_WRITTEN PROBLEM:_
Every record must be repeated exactly, with no omission.

Collected data:
○ ○ ○ ○

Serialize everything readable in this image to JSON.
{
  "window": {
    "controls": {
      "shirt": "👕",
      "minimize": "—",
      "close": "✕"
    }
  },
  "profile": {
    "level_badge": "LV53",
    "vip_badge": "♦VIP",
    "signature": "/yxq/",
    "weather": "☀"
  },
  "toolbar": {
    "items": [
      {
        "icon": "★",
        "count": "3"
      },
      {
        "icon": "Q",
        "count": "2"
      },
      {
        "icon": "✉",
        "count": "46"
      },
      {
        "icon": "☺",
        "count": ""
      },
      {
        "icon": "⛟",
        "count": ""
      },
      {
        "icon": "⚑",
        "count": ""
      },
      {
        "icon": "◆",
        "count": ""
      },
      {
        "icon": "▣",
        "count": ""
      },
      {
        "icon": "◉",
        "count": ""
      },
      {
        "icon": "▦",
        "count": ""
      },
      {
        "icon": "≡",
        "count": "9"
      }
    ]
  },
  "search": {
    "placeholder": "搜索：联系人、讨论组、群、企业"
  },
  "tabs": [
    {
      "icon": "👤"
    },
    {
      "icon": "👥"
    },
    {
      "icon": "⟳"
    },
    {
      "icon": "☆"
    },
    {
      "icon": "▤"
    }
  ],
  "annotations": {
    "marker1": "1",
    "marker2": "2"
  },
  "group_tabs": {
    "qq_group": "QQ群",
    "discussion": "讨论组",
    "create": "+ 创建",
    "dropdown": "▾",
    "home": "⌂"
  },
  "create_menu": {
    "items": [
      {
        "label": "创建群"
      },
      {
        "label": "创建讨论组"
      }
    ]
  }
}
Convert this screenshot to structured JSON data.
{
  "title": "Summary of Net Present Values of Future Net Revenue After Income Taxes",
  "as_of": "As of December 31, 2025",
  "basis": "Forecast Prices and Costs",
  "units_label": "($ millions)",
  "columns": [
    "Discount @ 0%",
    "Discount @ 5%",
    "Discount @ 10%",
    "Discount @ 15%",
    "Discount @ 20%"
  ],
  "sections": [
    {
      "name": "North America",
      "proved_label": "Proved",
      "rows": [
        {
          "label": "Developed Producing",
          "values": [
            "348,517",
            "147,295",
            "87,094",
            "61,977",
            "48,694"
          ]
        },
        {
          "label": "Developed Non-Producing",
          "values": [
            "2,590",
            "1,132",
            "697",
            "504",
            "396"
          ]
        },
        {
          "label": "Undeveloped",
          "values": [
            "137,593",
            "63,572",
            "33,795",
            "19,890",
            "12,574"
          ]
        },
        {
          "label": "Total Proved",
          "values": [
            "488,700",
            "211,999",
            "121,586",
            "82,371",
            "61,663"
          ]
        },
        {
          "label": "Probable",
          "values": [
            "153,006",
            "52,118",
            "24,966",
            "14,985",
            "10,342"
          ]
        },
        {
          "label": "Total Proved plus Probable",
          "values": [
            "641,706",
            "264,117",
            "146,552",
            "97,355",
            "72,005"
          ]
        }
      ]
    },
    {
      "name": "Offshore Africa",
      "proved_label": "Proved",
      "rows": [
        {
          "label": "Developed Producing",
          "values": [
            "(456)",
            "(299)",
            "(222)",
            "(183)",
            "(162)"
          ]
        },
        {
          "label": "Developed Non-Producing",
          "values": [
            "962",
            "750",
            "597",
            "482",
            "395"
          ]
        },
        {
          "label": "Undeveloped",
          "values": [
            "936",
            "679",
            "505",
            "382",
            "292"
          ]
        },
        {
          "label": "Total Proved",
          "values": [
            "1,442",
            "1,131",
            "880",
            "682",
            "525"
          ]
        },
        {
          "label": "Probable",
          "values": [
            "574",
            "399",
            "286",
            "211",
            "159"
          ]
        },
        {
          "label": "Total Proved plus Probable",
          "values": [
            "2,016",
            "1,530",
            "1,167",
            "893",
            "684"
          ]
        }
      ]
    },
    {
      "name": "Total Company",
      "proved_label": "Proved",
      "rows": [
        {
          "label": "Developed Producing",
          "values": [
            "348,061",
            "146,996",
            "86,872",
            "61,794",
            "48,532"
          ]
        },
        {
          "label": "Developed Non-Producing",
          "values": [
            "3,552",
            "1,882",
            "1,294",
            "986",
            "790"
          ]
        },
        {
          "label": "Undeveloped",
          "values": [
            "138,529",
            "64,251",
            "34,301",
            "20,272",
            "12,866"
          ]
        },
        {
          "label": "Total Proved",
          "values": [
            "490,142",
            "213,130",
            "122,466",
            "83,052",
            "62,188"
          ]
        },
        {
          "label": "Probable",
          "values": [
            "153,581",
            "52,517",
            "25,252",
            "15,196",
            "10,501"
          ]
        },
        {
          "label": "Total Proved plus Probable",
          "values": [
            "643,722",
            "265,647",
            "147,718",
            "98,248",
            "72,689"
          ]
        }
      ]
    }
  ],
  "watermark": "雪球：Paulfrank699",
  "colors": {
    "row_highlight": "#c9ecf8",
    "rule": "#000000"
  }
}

○ ○ ○ ○

_TASK SOLUTION:_
Serialize everything readable in this image to JSON.
{
  "window": {
    "controls": {
      "shirt": "👕",
      "minimize": "—",
      "close": "✕"
    }
  },
  "profile": {
    "level_badge": "LV53",
    "vip_badge": "♦VIP",
    "signature": "/yxq/",
    "weather": "☀"
  },
  "toolbar": {
    "items": [
      {
        "icon": "★",
        "count": "3"
      },
      {
        "icon": "Q",
        "count": "2"
      },
      {
        "icon": "✉",
        "count": "46"
      },
      {
        "icon": "☺",
        "count": ""
      },
      {
        "icon": "⛟",
        "count": ""
      },
      {
        "icon": "⚑",
        "count": ""
      },
      {
        "icon": "◆",
        "count": ""
      },
      {
        "icon": "▣",
        "count": ""
      },
      {
        "icon": "◉",
        "count": ""
      },
      {
        "icon": "▦",
        "count": ""
      },
      {
        "icon": "≡",
        "count": "9"
      }
    ]
  },
  "search": {
    "placeholder": "搜索：联系人、讨论组、群、企业"
  },
  "tabs": [
    {
      "icon": "👤"
    },
    {
      "icon": "👥"
    },
    {
      "icon": "⟳"
    },
    {
      "icon": "☆"
    },
    {
      "icon": "▤"
    }
  ],
  "annotations": {
    "marker1": "1",
    "marker2": "2"
  },
  "group_tabs": {
    "qq_group": "QQ群",
    "discussion": "讨论组",
    "create": "+ 创建",
    "dropdown": "▾",
    "home": "⌂"
  },
  "create_menu": {
    "items": [
      {
        "label": "创建群"
      },
      {
        "label": "创建讨论组"
      }
    ]
  }
}
Convert this screenshot to structured JSON data.
{
  "title": "Summary of Net Present Values of Future Net Revenue After Income Taxes",
  "as_of": "As of December 31, 2025",
  "basis": "Forecast Prices and Costs",
  "units_label": "($ millions)",
  "columns": [
    "Discount @ 0%",
    "Discount @ 5%",
    "Discount @ 10%",
    "Discount @ 15%",
    "Discount @ 20%"
  ],
  "sections": [
    {
      "name": "North America",
      "proved_label": "Proved",
      "rows": [
        {
          "label": "Developed Producing",
          "values": [
            "348,517",
            "147,295",
            "87,094",
            "61,977",
            "48,694"
          ]
        },
        {
          "label": "Developed Non-Producing",
          "values": [
            "2,590",
            "1,132",
            "697",
            "504",
            "396"
          ]
        },
        {
          "label": "Undeveloped",
          "values": [
            "137,593",
            "63,572",
            "33,795",
            "19,890",
            "12,574"
          ]
        },
        {
          "label": "Total Proved",
          "values": [
            "488,700",
            "211,999",
            "121,586",
            "82,371",
            "61,663"
          ]
        },
        {
          "label": "Probable",
          "values": [
            "153,006",
            "52,118",
            "24,966",
            "14,985",
            "10,342"
          ]
        },
        {
          "label": "Total Proved plus Probable",
          "values": [
            "641,706",
            "264,117",
            "146,552",
            "97,355",
            "72,005"
          ]
        }
      ]
    },
    {
      "name": "Offshore Africa",
      "proved_label": "Proved",
      "rows": [
        {
          "label": "Developed Producing",
          "values": [
            "(456)",
            "(299)",
            "(222)",
            "(183)",
            "(162)"
          ]
        },
        {
          "label": "Developed Non-Producing",
          "values": [
            "962",
            "750",
            "597",
            "482",
            "395"
          ]
        },
        {
          "label": "Undeveloped",
          "values": [
            "936",
            "679",
            "505",
            "382",
            "292"
          ]
        },
        {
          "label": "Total Proved",
          "values": [
            "1,442",
            "1,131",
            "880",
            "682",
            "525"
          ]
        },
        {
          "label": "Probable",
          "values": [
            "574",
            "399",
            "286",
            "211",
            "159"
          ]
        },
        {
          "label": "Total Proved plus Probable",
          "values": [
            "2,016",
            "1,530",
            "1,167",
            "893",
            "684"
          ]
        }
      ]
    },
    {
      "name": "Total Company",
      "proved_label": "Proved",
      "rows": [
        {
          "label": "Developed Producing",
          "values": [
            "348,061",
            "146,996",
            "86,872",
            "61,794",
            "48,532"
          ]
        },
        {
          "label": "Developed Non-Producing",
          "values": [
            "3,552",
            "1,882",
            "1,294",
            "986",
            "790"
          ]
        },
        {
          "label": "Undeveloped",
          "values": [
            "138,529",
            "64,251",
            "34,301",
            "20,272",
            "12,866"
          ]
        },
        {
          "label": "Total Proved",
          "values": [
            "490,142",
            "213,130",
            "122,466",
            "83,052",
            "62,188"
          ]
        },
        {
          "label": "Probable",
          "values": [
            "153,581",
            "52,517",
            "25,252",
            "15,196",
            "10,501"
          ]
        },
        {
          "label": "Total Proved plus Probable",
          "values": [
            "643,722",
            "265,647",
            "147,718",
            "98,248",
            "72,689"
          ]
        }
      ]
    }
  ],
  "watermark": "雪球：Paulfrank699",
  "colors": {
    "row_highlight": "#c9ecf8",
    "rule": "#000000"
  }
}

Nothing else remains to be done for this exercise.